* [WHAT IS EXPECTED]
Pull every line from the listing below that contains the string "Giornate" and copy each one in full.

LISTED RECORDS start

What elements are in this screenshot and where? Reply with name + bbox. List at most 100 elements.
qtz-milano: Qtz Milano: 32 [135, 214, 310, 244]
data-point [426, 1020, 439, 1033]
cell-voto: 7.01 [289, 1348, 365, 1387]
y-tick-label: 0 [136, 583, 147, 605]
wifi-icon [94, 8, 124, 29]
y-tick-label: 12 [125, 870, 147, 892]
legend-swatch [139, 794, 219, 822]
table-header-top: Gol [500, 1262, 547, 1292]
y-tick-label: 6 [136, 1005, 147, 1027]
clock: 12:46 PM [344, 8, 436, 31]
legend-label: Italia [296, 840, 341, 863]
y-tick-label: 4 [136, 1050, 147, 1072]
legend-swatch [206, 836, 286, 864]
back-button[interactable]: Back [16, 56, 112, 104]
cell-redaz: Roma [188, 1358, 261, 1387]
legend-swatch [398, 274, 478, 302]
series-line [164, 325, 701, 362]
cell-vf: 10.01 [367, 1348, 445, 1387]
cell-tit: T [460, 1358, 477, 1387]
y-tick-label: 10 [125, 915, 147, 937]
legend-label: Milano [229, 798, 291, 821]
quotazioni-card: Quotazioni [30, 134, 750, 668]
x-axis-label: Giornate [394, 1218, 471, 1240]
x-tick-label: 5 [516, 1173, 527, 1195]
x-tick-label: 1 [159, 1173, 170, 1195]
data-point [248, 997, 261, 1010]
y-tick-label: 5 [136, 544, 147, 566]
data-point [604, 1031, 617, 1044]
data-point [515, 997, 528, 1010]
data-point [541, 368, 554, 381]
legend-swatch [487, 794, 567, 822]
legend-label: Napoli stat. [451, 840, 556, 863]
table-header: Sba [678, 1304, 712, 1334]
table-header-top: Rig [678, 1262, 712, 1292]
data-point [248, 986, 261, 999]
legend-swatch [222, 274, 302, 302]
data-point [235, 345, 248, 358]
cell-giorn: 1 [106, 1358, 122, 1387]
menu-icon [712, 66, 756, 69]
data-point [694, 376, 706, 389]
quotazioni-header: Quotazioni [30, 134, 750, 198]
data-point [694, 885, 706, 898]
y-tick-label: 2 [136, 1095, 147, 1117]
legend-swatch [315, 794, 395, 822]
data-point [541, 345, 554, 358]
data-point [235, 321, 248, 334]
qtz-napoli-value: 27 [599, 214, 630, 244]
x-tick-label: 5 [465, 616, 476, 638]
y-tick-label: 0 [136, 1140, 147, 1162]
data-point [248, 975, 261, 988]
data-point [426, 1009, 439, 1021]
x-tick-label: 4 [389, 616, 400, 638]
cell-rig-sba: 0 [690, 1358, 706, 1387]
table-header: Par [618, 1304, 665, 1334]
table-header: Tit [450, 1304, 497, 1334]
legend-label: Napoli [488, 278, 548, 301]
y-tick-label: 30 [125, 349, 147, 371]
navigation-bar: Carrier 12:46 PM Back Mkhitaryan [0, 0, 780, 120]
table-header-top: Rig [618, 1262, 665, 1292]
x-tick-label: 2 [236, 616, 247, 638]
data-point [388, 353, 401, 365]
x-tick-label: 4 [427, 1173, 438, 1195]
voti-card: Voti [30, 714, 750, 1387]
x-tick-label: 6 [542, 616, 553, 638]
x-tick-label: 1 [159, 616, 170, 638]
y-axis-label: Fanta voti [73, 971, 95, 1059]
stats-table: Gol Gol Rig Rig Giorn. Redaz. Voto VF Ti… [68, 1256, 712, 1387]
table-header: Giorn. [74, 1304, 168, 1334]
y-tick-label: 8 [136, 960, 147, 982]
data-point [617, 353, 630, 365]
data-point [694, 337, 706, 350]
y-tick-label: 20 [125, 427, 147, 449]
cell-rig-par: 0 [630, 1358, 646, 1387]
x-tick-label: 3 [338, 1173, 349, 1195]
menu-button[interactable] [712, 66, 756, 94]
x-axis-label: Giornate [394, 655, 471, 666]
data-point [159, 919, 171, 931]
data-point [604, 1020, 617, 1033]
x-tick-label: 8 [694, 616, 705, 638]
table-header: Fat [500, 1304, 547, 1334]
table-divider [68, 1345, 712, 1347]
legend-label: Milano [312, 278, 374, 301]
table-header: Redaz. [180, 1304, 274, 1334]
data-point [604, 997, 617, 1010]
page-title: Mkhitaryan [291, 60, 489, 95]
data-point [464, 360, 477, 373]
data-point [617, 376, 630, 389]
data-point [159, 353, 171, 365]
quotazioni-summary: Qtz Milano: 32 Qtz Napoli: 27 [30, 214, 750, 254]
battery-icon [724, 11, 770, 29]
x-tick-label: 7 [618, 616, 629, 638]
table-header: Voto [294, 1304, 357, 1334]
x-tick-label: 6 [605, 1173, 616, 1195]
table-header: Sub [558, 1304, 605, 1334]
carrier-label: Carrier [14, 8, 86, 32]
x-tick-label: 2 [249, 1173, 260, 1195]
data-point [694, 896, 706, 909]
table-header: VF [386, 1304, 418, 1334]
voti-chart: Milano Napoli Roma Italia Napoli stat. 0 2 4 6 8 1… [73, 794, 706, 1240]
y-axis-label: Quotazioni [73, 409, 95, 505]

LISTED RECORDS end

* [OUTPUT FOR THIS TASK]
x-axis-label: Giornate [394, 1218, 471, 1240]
x-axis-label: Giornate [394, 655, 471, 666]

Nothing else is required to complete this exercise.